WHAT NEEDS TO BE DONE
Can you output the records below exactly as they are written?

::::

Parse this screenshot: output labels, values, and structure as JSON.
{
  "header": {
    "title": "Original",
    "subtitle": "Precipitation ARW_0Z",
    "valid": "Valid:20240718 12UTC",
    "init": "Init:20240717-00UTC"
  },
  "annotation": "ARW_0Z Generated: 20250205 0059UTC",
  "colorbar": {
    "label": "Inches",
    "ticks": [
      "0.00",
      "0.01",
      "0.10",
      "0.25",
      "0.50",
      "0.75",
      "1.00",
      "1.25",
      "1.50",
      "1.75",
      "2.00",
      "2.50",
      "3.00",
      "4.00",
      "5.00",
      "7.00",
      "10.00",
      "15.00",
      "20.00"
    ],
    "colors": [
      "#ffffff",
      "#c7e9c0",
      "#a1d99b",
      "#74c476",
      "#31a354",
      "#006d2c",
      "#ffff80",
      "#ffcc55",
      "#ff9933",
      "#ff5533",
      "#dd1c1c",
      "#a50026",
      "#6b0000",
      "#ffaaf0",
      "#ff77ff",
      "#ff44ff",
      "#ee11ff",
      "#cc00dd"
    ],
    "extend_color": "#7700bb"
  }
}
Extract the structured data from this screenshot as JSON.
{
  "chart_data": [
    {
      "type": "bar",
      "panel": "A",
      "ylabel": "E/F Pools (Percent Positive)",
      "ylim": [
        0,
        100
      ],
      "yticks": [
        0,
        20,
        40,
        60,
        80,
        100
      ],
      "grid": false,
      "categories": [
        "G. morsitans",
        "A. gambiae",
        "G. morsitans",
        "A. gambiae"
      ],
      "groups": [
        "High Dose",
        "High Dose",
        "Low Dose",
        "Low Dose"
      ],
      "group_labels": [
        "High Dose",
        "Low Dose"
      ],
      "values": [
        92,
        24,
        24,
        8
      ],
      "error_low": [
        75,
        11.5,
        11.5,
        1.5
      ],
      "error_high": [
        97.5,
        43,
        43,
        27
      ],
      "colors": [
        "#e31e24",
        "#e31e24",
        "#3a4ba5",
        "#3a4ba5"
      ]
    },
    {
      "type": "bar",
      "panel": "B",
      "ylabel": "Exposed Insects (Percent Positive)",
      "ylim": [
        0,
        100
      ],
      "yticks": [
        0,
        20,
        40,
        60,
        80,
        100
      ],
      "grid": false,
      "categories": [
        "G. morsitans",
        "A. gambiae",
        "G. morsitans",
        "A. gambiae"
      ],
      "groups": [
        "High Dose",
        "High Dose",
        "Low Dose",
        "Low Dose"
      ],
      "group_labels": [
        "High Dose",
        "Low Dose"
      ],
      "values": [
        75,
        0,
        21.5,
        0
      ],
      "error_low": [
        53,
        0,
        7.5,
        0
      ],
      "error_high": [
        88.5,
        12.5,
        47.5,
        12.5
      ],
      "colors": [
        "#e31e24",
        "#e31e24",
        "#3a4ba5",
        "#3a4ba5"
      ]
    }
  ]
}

::::

ANSWER TO THIS EXERCISE
Parse this screenshot: output labels, values, and structure as JSON.
{
  "header": {
    "title": "Original",
    "subtitle": "Precipitation ARW_0Z",
    "valid": "Valid:20240718 12UTC",
    "init": "Init:20240717-00UTC"
  },
  "annotation": "ARW_0Z Generated: 20250205 0059UTC",
  "colorbar": {
    "label": "Inches",
    "ticks": [
      "0.00",
      "0.01",
      "0.10",
      "0.25",
      "0.50",
      "0.75",
      "1.00",
      "1.25",
      "1.50",
      "1.75",
      "2.00",
      "2.50",
      "3.00",
      "4.00",
      "5.00",
      "7.00",
      "10.00",
      "15.00",
      "20.00"
    ],
    "colors": [
      "#ffffff",
      "#c7e9c0",
      "#a1d99b",
      "#74c476",
      "#31a354",
      "#006d2c",
      "#ffff80",
      "#ffcc55",
      "#ff9933",
      "#ff5533",
      "#dd1c1c",
      "#a50026",
      "#6b0000",
      "#ffaaf0",
      "#ff77ff",
      "#ff44ff",
      "#ee11ff",
      "#cc00dd"
    ],
    "extend_color": "#7700bb"
  }
}
Extract the structured data from this screenshot as JSON.
{
  "chart_data": [
    {
      "type": "bar",
      "panel": "A",
      "ylabel": "E/F Pools (Percent Positive)",
      "ylim": [
        0,
        100
      ],
      "yticks": [
        0,
        20,
        40,
        60,
        80,
        100
      ],
      "grid": false,
      "categories": [
        "G. morsitans",
        "A. gambiae",
        "G. morsitans",
        "A. gambiae"
      ],
      "groups": [
        "High Dose",
        "High Dose",
        "Low Dose",
        "Low Dose"
      ],
      "group_labels": [
        "High Dose",
        "Low Dose"
      ],
      "values": [
        92,
        24,
        24,
        8
      ],
      "error_low": [
        75,
        11.5,
        11.5,
        1.5
      ],
      "error_high": [
        97.5,
        43,
        43,
        27
      ],
      "colors": [
        "#e31e24",
        "#e31e24",
        "#3a4ba5",
        "#3a4ba5"
      ]
    },
    {
      "type": "bar",
      "panel": "B",
      "ylabel": "Exposed Insects (Percent Positive)",
      "ylim": [
        0,
        100
      ],
      "yticks": [
        0,
        20,
        40,
        60,
        80,
        100
      ],
      "grid": false,
      "categories": [
        "G. morsitans",
        "A. gambiae",
        "G. morsitans",
        "A. gambiae"
      ],
      "groups": [
        "High Dose",
        "High Dose",
        "Low Dose",
        "Low Dose"
      ],
      "group_labels": [
        "High Dose",
        "Low Dose"
      ],
      "values": [
        75,
        0,
        21.5,
        0
      ],
      "error_low": [
        53,
        0,
        7.5,
        0
      ],
      "error_high": [
        88.5,
        12.5,
        47.5,
        12.5
      ],
      "colors": [
        "#e31e24",
        "#e31e24",
        "#3a4ba5",
        "#3a4ba5"
      ]
    }
  ]
}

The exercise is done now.